THE DATA
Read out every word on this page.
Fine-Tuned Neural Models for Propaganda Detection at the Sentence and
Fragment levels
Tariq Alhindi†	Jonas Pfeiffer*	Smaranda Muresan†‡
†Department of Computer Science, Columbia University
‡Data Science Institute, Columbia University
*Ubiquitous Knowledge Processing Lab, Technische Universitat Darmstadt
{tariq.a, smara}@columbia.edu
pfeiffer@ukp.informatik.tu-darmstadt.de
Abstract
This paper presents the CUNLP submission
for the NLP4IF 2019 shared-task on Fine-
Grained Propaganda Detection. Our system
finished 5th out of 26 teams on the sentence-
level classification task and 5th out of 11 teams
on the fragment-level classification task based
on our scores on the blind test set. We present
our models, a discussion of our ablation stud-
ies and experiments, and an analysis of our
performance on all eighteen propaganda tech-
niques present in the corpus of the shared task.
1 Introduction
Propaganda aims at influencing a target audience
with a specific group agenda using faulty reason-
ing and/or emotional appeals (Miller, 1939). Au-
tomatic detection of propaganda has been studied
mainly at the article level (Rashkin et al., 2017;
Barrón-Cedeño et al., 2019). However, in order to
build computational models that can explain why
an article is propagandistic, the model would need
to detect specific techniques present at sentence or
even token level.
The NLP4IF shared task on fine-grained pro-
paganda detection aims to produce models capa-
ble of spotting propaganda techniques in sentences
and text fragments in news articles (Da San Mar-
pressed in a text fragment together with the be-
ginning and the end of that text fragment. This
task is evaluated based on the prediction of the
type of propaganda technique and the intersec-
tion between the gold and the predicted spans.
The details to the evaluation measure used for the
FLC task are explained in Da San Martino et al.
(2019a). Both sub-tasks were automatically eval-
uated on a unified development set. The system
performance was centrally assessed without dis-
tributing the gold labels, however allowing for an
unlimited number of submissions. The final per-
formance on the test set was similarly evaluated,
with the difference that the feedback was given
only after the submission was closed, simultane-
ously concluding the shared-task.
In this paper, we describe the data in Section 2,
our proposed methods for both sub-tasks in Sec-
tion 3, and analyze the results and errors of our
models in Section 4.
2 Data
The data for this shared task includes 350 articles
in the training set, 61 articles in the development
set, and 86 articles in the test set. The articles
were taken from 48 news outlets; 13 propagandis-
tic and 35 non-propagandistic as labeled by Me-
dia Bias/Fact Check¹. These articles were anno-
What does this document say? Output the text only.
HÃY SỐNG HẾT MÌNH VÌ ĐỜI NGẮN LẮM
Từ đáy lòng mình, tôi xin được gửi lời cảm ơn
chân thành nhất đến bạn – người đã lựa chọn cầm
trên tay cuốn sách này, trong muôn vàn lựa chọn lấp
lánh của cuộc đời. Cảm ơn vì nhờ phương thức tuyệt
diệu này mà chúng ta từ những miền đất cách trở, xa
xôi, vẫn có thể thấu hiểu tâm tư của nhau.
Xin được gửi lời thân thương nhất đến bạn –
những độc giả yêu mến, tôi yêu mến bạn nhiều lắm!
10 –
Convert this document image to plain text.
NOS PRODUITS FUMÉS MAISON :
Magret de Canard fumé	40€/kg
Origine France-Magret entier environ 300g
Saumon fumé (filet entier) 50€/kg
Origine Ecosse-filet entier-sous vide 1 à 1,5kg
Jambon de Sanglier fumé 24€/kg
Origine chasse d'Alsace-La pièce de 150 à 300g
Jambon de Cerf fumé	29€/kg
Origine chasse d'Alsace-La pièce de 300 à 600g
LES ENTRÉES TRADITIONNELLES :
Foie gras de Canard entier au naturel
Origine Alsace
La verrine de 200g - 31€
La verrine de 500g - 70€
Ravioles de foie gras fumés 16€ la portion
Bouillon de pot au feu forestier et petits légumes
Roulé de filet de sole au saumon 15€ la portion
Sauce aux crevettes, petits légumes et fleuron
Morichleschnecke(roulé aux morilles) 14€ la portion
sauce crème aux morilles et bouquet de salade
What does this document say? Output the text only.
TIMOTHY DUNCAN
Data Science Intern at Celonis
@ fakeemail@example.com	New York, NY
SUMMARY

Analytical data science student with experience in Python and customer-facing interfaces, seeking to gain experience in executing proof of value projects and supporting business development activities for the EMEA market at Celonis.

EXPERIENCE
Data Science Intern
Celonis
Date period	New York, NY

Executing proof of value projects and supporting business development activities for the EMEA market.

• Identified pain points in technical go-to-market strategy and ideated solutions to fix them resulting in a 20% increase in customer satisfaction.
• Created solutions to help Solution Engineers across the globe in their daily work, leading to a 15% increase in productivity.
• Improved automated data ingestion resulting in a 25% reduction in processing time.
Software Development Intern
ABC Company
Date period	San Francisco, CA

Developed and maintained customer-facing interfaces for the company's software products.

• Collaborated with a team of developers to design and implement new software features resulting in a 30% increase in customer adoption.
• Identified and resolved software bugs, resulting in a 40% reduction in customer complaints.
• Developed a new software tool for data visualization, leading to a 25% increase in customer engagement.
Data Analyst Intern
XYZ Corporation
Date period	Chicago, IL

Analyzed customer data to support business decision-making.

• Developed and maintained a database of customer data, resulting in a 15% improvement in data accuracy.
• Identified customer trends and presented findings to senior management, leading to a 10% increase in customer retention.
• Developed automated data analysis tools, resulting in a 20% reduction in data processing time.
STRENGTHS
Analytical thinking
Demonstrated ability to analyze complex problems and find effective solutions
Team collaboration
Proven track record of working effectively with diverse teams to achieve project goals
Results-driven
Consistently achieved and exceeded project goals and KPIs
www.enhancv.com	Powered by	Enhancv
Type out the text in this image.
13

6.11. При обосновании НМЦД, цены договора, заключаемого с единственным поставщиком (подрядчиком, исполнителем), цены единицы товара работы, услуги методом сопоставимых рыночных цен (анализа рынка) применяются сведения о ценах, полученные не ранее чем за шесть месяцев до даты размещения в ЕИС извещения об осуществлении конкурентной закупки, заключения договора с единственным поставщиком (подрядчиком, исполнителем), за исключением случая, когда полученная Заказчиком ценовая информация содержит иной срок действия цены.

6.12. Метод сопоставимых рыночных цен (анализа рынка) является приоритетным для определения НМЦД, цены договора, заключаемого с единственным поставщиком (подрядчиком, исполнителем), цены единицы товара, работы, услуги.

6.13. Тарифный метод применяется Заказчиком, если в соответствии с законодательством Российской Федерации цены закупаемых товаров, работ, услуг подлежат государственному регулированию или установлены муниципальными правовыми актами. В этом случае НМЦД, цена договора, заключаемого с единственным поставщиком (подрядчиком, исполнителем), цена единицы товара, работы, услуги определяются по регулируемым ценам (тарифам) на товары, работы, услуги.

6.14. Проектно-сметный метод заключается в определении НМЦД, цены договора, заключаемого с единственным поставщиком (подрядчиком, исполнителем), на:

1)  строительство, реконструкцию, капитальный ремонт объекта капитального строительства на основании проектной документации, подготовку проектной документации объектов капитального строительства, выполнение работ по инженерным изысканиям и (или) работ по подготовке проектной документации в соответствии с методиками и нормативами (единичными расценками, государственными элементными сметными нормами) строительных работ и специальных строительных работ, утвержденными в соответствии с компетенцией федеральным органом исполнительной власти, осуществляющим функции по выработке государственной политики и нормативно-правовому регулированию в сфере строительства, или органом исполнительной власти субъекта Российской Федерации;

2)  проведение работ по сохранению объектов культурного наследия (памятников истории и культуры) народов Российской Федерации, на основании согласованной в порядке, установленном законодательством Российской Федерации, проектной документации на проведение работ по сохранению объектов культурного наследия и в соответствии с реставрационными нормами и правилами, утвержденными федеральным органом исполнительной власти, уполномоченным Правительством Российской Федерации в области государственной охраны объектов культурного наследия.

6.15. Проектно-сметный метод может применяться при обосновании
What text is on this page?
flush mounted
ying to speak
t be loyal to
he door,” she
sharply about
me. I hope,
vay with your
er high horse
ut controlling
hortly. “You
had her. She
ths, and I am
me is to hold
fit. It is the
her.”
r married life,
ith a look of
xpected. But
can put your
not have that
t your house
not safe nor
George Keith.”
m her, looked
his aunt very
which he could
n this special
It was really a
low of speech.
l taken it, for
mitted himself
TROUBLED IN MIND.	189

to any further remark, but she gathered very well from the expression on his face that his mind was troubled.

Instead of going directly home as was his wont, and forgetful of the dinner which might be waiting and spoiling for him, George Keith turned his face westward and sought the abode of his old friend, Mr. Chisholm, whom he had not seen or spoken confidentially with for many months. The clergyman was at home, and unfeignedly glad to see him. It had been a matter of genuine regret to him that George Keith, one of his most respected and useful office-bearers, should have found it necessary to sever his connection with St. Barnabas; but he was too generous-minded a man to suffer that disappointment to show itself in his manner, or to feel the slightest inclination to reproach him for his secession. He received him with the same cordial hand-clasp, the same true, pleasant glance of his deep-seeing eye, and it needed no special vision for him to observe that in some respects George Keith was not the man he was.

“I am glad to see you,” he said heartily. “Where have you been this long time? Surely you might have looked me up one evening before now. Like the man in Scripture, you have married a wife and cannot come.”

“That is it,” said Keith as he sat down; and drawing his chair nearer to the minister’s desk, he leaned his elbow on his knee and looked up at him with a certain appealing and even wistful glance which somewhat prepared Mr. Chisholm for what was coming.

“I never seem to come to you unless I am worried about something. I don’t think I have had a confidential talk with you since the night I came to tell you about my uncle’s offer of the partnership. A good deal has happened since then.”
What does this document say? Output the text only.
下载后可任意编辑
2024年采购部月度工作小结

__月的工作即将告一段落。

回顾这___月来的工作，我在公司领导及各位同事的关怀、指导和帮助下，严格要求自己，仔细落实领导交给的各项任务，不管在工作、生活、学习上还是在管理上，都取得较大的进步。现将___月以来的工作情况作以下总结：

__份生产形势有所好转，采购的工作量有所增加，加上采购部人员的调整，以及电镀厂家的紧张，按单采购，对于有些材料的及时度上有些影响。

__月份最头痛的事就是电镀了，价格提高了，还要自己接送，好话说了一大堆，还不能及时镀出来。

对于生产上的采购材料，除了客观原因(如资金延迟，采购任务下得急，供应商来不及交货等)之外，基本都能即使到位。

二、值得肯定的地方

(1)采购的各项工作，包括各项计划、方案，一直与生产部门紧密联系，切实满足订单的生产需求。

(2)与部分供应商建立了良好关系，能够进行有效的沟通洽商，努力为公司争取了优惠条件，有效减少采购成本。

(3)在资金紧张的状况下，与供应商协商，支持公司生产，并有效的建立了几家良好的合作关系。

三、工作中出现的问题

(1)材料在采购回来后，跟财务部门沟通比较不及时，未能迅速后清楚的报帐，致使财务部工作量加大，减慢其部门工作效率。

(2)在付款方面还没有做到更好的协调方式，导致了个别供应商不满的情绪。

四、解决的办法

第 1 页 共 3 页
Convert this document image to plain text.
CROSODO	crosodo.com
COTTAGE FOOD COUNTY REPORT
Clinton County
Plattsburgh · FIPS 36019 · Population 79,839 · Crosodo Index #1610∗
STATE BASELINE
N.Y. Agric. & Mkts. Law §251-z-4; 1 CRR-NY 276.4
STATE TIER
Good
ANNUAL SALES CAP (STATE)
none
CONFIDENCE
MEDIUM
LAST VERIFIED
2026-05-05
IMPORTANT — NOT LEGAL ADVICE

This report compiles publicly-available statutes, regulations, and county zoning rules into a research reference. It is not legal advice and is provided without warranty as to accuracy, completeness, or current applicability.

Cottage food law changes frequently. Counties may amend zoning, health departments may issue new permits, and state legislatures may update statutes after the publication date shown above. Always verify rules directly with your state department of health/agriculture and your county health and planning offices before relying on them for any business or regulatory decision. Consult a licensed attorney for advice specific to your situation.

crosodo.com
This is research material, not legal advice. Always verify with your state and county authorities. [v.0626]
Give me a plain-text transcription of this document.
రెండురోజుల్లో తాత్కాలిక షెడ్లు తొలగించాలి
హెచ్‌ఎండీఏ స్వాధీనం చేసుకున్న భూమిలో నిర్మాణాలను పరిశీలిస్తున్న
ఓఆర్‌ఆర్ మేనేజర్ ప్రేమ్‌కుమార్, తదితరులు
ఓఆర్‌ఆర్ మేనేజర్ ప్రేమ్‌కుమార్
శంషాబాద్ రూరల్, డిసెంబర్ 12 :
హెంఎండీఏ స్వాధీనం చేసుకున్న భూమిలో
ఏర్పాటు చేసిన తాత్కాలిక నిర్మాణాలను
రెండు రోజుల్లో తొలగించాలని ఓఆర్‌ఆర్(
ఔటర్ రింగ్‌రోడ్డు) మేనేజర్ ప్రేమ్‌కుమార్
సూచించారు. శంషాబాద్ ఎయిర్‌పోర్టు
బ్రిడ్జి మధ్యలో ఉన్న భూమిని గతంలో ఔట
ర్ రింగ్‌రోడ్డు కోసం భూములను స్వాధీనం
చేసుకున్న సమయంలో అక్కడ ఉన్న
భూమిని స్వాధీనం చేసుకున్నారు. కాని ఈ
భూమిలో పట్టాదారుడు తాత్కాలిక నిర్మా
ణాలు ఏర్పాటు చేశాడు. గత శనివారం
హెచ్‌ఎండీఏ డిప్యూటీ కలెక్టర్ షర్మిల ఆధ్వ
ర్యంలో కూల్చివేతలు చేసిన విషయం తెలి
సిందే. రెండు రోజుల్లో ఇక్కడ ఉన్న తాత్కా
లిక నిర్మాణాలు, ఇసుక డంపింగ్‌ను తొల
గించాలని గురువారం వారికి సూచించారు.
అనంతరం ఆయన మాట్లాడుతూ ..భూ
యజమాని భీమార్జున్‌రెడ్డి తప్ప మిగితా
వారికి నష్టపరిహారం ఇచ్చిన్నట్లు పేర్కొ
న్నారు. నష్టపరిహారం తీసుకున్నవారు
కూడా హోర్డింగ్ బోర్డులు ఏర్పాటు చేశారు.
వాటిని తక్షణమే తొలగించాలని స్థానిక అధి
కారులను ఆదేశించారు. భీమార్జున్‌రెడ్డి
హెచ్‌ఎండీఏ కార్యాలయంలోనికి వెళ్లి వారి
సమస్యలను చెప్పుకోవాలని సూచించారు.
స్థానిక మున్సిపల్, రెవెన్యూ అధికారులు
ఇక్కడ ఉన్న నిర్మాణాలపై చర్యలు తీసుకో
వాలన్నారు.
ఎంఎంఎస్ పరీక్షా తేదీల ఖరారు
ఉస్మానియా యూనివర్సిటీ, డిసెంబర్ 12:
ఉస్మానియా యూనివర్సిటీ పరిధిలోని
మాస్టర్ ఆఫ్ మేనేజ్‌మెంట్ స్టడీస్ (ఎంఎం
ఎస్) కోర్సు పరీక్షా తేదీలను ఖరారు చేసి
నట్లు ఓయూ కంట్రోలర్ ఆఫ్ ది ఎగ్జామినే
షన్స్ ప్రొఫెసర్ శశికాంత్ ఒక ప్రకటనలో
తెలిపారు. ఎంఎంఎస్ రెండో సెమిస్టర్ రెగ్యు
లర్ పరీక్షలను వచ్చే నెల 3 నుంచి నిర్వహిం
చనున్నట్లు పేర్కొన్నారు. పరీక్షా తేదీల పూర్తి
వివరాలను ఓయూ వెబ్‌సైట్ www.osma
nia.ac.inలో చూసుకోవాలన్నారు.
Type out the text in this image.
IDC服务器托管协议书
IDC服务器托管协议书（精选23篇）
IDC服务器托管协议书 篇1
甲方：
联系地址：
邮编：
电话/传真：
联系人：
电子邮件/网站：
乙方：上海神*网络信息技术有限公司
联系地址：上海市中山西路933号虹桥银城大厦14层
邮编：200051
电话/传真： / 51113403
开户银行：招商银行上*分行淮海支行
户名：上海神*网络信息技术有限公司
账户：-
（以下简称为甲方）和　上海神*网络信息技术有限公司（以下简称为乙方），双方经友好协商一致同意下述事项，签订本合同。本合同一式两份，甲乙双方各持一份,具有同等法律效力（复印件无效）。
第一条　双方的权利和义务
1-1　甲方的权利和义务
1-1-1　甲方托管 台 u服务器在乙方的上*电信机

STATED TASK
Pull out each line of the entries that contains "shared".

OUTPUT OF THE EXERCISE
for the NLP4IF 2019 shared-task on Fine-
niques present in the corpus of the shared task.
The NLP4IF shared task on fine-grained pro-
ously concluding the shared-task.
The data for this shared task includes 350 articles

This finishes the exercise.